### [DATASET ENTRIES]
:::::

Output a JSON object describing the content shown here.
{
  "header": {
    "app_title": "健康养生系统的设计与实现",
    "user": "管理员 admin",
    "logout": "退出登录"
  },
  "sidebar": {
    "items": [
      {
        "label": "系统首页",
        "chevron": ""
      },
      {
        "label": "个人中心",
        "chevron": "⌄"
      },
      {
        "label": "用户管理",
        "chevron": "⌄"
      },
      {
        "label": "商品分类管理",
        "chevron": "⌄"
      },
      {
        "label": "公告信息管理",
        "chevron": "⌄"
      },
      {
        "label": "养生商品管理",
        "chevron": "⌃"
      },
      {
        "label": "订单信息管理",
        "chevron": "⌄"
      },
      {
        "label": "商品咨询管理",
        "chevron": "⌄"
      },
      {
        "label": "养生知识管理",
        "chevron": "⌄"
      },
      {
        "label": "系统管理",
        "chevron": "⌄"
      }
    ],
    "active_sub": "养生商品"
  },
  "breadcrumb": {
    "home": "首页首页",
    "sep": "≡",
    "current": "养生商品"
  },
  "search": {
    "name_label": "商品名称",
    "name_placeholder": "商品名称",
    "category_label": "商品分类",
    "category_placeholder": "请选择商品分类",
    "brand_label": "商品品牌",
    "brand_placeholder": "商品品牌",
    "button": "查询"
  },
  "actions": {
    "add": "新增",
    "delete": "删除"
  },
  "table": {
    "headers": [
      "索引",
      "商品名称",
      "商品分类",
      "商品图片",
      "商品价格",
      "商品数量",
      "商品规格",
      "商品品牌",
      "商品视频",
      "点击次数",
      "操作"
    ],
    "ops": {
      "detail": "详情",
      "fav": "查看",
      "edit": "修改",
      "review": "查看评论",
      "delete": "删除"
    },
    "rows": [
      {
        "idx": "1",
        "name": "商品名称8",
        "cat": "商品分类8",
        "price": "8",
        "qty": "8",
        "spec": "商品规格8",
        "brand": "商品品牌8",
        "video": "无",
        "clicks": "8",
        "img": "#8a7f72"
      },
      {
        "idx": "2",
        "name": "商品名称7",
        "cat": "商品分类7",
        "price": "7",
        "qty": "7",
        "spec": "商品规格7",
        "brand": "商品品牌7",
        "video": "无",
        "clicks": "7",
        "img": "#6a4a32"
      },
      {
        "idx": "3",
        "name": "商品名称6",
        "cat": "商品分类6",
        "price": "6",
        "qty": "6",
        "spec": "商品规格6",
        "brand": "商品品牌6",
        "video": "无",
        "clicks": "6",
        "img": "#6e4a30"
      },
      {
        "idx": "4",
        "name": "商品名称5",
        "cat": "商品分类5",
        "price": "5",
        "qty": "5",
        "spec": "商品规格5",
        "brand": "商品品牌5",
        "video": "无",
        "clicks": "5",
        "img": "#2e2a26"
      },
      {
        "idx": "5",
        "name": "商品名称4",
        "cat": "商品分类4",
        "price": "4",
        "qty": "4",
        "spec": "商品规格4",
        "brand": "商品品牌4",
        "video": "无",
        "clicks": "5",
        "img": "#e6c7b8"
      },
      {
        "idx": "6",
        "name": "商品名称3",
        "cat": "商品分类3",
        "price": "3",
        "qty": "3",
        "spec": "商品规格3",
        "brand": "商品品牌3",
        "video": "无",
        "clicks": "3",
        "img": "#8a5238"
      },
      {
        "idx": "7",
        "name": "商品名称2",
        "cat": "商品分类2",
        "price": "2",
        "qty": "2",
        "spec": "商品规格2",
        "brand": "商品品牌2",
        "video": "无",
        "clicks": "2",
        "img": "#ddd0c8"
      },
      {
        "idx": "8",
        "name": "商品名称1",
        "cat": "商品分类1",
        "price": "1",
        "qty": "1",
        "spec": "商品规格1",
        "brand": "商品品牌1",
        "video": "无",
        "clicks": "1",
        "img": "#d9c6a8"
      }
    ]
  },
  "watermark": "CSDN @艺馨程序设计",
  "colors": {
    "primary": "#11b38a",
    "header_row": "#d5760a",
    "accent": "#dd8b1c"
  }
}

:::::

### [PROBLEM TO SOLVE]
Go through the entries and repeat each one exactly.

### [FULL SOLUTION]
Output a JSON object describing the content shown here.
{
  "header": {
    "app_title": "健康养生系统的设计与实现",
    "user": "管理员 admin",
    "logout": "退出登录"
  },
  "sidebar": {
    "items": [
      {
        "label": "系统首页",
        "chevron": ""
      },
      {
        "label": "个人中心",
        "chevron": "⌄"
      },
      {
        "label": "用户管理",
        "chevron": "⌄"
      },
      {
        "label": "商品分类管理",
        "chevron": "⌄"
      },
      {
        "label": "公告信息管理",
        "chevron": "⌄"
      },
      {
        "label": "养生商品管理",
        "chevron": "⌃"
      },
      {
        "label": "订单信息管理",
        "chevron": "⌄"
      },
      {
        "label": "商品咨询管理",
        "chevron": "⌄"
      },
      {
        "label": "养生知识管理",
        "chevron": "⌄"
      },
      {
        "label": "系统管理",
        "chevron": "⌄"
      }
    ],
    "active_sub": "养生商品"
  },
  "breadcrumb": {
    "home": "首页首页",
    "sep": "≡",
    "current": "养生商品"
  },
  "search": {
    "name_label": "商品名称",
    "name_placeholder": "商品名称",
    "category_label": "商品分类",
    "category_placeholder": "请选择商品分类",
    "brand_label": "商品品牌",
    "brand_placeholder": "商品品牌",
    "button": "查询"
  },
  "actions": {
    "add": "新增",
    "delete": "删除"
  },
  "table": {
    "headers": [
      "索引",
      "商品名称",
      "商品分类",
      "商品图片",
      "商品价格",
      "商品数量",
      "商品规格",
      "商品品牌",
      "商品视频",
      "点击次数",
      "操作"
    ],
    "ops": {
      "detail": "详情",
      "fav": "查看",
      "edit": "修改",
      "review": "查看评论",
      "delete": "删除"
    },
    "rows": [
      {
        "idx": "1",
        "name": "商品名称8",
        "cat": "商品分类8",
        "price": "8",
        "qty": "8",
        "spec": "商品规格8",
        "brand": "商品品牌8",
        "video": "无",
        "clicks": "8",
        "img": "#8a7f72"
      },
      {
        "idx": "2",
        "name": "商品名称7",
        "cat": "商品分类7",
        "price": "7",
        "qty": "7",
        "spec": "商品规格7",
        "brand": "商品品牌7",
        "video": "无",
        "clicks": "7",
        "img": "#6a4a32"
      },
      {
        "idx": "3",
        "name": "商品名称6",
        "cat": "商品分类6",
        "price": "6",
        "qty": "6",
        "spec": "商品规格6",
        "brand": "商品品牌6",
        "video": "无",
        "clicks": "6",
        "img": "#6e4a30"
      },
      {
        "idx": "4",
        "name": "商品名称5",
        "cat": "商品分类5",
        "price": "5",
        "qty": "5",
        "spec": "商品规格5",
        "brand": "商品品牌5",
        "video": "无",
        "clicks": "5",
        "img": "#2e2a26"
      },
      {
        "idx": "5",
        "name": "商品名称4",
        "cat": "商品分类4",
        "price": "4",
        "qty": "4",
        "spec": "商品规格4",
        "brand": "商品品牌4",
        "video": "无",
        "clicks": "5",
        "img": "#e6c7b8"
      },
      {
        "idx": "6",
        "name": "商品名称3",
        "cat": "商品分类3",
        "price": "3",
        "qty": "3",
        "spec": "商品规格3",
        "brand": "商品品牌3",
        "video": "无",
        "clicks": "3",
        "img": "#8a5238"
      },
      {
        "idx": "7",
        "name": "商品名称2",
        "cat": "商品分类2",
        "price": "2",
        "qty": "2",
        "spec": "商品规格2",
        "brand": "商品品牌2",
        "video": "无",
        "clicks": "2",
        "img": "#ddd0c8"
      },
      {
        "idx": "8",
        "name": "商品名称1",
        "cat": "商品分类1",
        "price": "1",
        "qty": "1",
        "spec": "商品规格1",
        "brand": "商品品牌1",
        "video": "无",
        "clicks": "1",
        "img": "#d9c6a8"
      }
    ]
  },
  "watermark": "CSDN @艺馨程序设计",
  "colors": {
    "primary": "#11b38a",
    "header_row": "#d5760a",
    "accent": "#dd8b1c"
  }
}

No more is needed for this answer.